SHORT PROBLEM: Copy out each line of the data that holds the word "OTDR".

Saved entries
════════════════════

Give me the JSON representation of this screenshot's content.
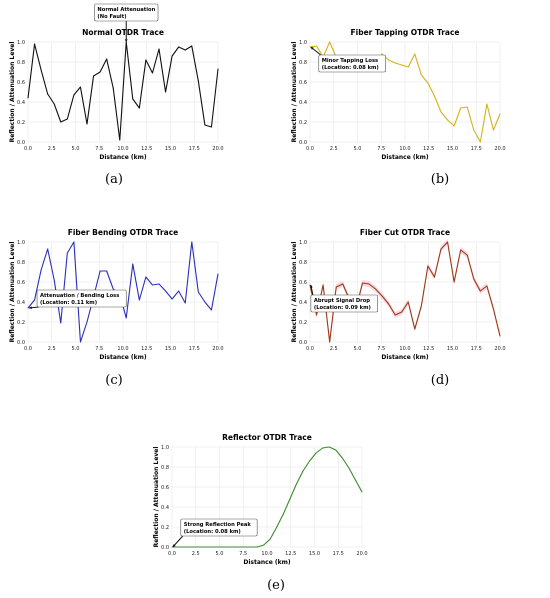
{
  "captions": [
    "(a)",
    "(b)",
    "(c)",
    "(d)",
    "(e)"
  ],
  "chart_data": [
    {
      "type": "line",
      "title": "Normal OTDR Trace",
      "xlabel": "Distance (km)",
      "ylabel": "Reflection / Attenuation Level",
      "xlim": [
        0,
        20
      ],
      "ylim": [
        0,
        1
      ],
      "xticks": [
        "0.0",
        "2.5",
        "5.0",
        "7.5",
        "10.0",
        "12.5",
        "15.0",
        "17.5",
        "20.0"
      ],
      "yticks": [
        "0.0",
        "0.2",
        "0.4",
        "0.6",
        "0.8",
        "1.0"
      ],
      "color": "#111111",
      "grid": true,
      "x": [
        0,
        0.69,
        1.38,
        2.07,
        2.76,
        3.45,
        4.14,
        4.83,
        5.52,
        6.21,
        6.9,
        7.59,
        8.28,
        8.97,
        9.66,
        10.34,
        11.03,
        11.72,
        12.41,
        13.1,
        13.79,
        14.48,
        15.17,
        15.86,
        16.55,
        17.24,
        17.93,
        18.62,
        19.31,
        20
      ],
      "y": [
        0.44,
        0.98,
        0.72,
        0.48,
        0.38,
        0.2,
        0.23,
        0.47,
        0.55,
        0.18,
        0.66,
        0.7,
        0.83,
        0.54,
        0.02,
        1.0,
        0.43,
        0.34,
        0.82,
        0.69,
        0.93,
        0.5,
        0.86,
        0.95,
        0.92,
        0.96,
        0.61,
        0.17,
        0.15,
        0.73
      ],
      "annotation": {
        "lines": [
          "Normal Attenuation",
          "(No Fault)"
        ],
        "x": 10.34,
        "y": 1.0
      }
    },
    {
      "type": "line",
      "title": "Fiber Tapping OTDR Trace",
      "xlabel": "Distance (km)",
      "ylabel": "Reflection / Attenuation Level",
      "xlim": [
        0,
        20
      ],
      "ylim": [
        0,
        1
      ],
      "xticks": [
        "0.0",
        "2.5",
        "5.0",
        "7.5",
        "10.0",
        "12.5",
        "15.0",
        "17.5",
        "20.0"
      ],
      "yticks": [
        "0.0",
        "0.2",
        "0.4",
        "0.6",
        "0.8",
        "1.0"
      ],
      "color": "#d4b21c",
      "grid": true,
      "x": [
        0,
        0.69,
        1.38,
        2.07,
        2.76,
        3.45,
        4.14,
        4.83,
        5.52,
        6.21,
        6.9,
        7.59,
        8.28,
        8.97,
        9.66,
        10.34,
        11.03,
        11.72,
        12.41,
        13.1,
        13.79,
        14.48,
        15.17,
        15.86,
        16.55,
        17.24,
        17.93,
        18.62,
        19.31,
        20
      ],
      "y": [
        0.95,
        0.96,
        0.85,
        1.0,
        0.85,
        0.79,
        0.81,
        0.78,
        0.72,
        0.84,
        0.73,
        0.88,
        0.82,
        0.79,
        0.77,
        0.75,
        0.88,
        0.67,
        0.59,
        0.46,
        0.3,
        0.22,
        0.16,
        0.34,
        0.35,
        0.12,
        0.0,
        0.38,
        0.12,
        0.28
      ],
      "annotation": {
        "lines": [
          "Minor Tapping Loss",
          "(Location: 0.08 km)"
        ],
        "x": 0.08,
        "y": 0.95
      }
    },
    {
      "type": "line",
      "title": "Fiber Bending OTDR Trace",
      "xlabel": "Distance (km)",
      "ylabel": "Reflection / Attenuation Level",
      "xlim": [
        0,
        20
      ],
      "ylim": [
        0,
        1
      ],
      "xticks": [
        "0.0",
        "2.5",
        "5.0",
        "7.5",
        "10.0",
        "12.5",
        "15.0",
        "17.5",
        "20.0"
      ],
      "yticks": [
        "0.0",
        "0.2",
        "0.4",
        "0.6",
        "0.8",
        "1.0"
      ],
      "color": "#2b2fb8",
      "grid": true,
      "x": [
        0,
        0.69,
        1.38,
        2.07,
        2.76,
        3.45,
        4.14,
        4.83,
        5.52,
        6.21,
        6.9,
        7.59,
        8.28,
        8.97,
        9.66,
        10.34,
        11.03,
        11.72,
        12.41,
        13.1,
        13.79,
        14.48,
        15.17,
        15.86,
        16.55,
        17.24,
        17.93,
        18.62,
        19.31,
        20
      ],
      "y": [
        0.34,
        0.42,
        0.72,
        0.93,
        0.62,
        0.19,
        0.89,
        1.0,
        0.0,
        0.2,
        0.45,
        0.71,
        0.71,
        0.53,
        0.48,
        0.24,
        0.78,
        0.42,
        0.65,
        0.57,
        0.58,
        0.51,
        0.43,
        0.51,
        0.39,
        1.0,
        0.5,
        0.4,
        0.32,
        0.68
      ],
      "annotation": {
        "lines": [
          "Attenuation / Bending Loss",
          "(Location: 0.11 km)"
        ],
        "x": 0.11,
        "y": 0.34
      }
    },
    {
      "type": "line",
      "title": "Fiber Cut OTDR Trace",
      "xlabel": "Distance (km)",
      "ylabel": "Reflection / Attenuation Level",
      "xlim": [
        0,
        20
      ],
      "ylim": [
        0,
        1
      ],
      "xticks": [
        "0.0",
        "2.5",
        "5.0",
        "7.5",
        "10.0",
        "12.5",
        "15.0",
        "17.5",
        "20.0"
      ],
      "yticks": [
        "0.0",
        "0.2",
        "0.4",
        "0.6",
        "0.8",
        "1.0"
      ],
      "color": "#9a3a16",
      "band_color": "#f6c6d6",
      "grid": true,
      "x": [
        0,
        0.69,
        1.38,
        2.07,
        2.76,
        3.45,
        4.14,
        4.83,
        5.52,
        6.21,
        6.9,
        7.59,
        8.28,
        8.97,
        9.66,
        10.34,
        11.03,
        11.72,
        12.41,
        13.1,
        13.79,
        14.48,
        15.17,
        15.86,
        16.55,
        17.24,
        17.93,
        18.62,
        19.31,
        20
      ],
      "y": [
        0.57,
        0.27,
        0.57,
        0.0,
        0.55,
        0.58,
        0.43,
        0.32,
        0.59,
        0.58,
        0.53,
        0.46,
        0.38,
        0.27,
        0.3,
        0.4,
        0.13,
        0.36,
        0.76,
        0.65,
        0.93,
        1.0,
        0.6,
        0.92,
        0.87,
        0.63,
        0.51,
        0.56,
        0.33,
        0.06
      ],
      "annotation": {
        "lines": [
          "Abrupt Signal Drop",
          "(Location: 0.09 km)"
        ],
        "x": 0.09,
        "y": 0.57
      }
    },
    {
      "type": "line",
      "title": "Reflector OTDR Trace",
      "xlabel": "Distance (km)",
      "ylabel": "Reflection / Attenuation Level",
      "xlim": [
        0,
        20
      ],
      "ylim": [
        0,
        1
      ],
      "xticks": [
        "0.0",
        "2.5",
        "5.0",
        "7.5",
        "10.0",
        "12.5",
        "15.0",
        "17.5",
        "20.0"
      ],
      "yticks": [
        "0.0",
        "0.2",
        "0.4",
        "0.6",
        "0.8",
        "1.0"
      ],
      "color": "#3a8a2a",
      "grid": true,
      "x": [
        0,
        0.69,
        1.38,
        2.07,
        2.76,
        3.45,
        4.14,
        4.83,
        5.52,
        6.21,
        6.9,
        7.59,
        8.28,
        8.97,
        9.66,
        10.34,
        11.03,
        11.72,
        12.41,
        13.1,
        13.79,
        14.48,
        15.17,
        15.86,
        16.55,
        17.24,
        17.93,
        18.62,
        19.31,
        20
      ],
      "y": [
        0.0,
        0.0,
        0.0,
        0.0,
        0.0,
        0.0,
        0.0,
        0.0,
        0.0,
        0.0,
        0.0,
        0.0,
        0.0,
        0.0,
        0.02,
        0.08,
        0.2,
        0.33,
        0.48,
        0.63,
        0.76,
        0.86,
        0.94,
        0.99,
        1.0,
        0.97,
        0.89,
        0.79,
        0.67,
        0.55
      ],
      "annotation": {
        "lines": [
          "Strong Reflection Peak",
          "(Location: 0.08 km)"
        ],
        "x": 0.08,
        "y": 0.0
      }
    }
  ]
}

════════════════════

WRITTEN SOLUTION:
      "title": "Normal OTDR Trace",
      "title": "Fiber Tapping OTDR Trace",
      "title": "Fiber Bending OTDR Trace",
      "title": "Fiber Cut OTDR Trace",
      "title": "Reflector OTDR Trace",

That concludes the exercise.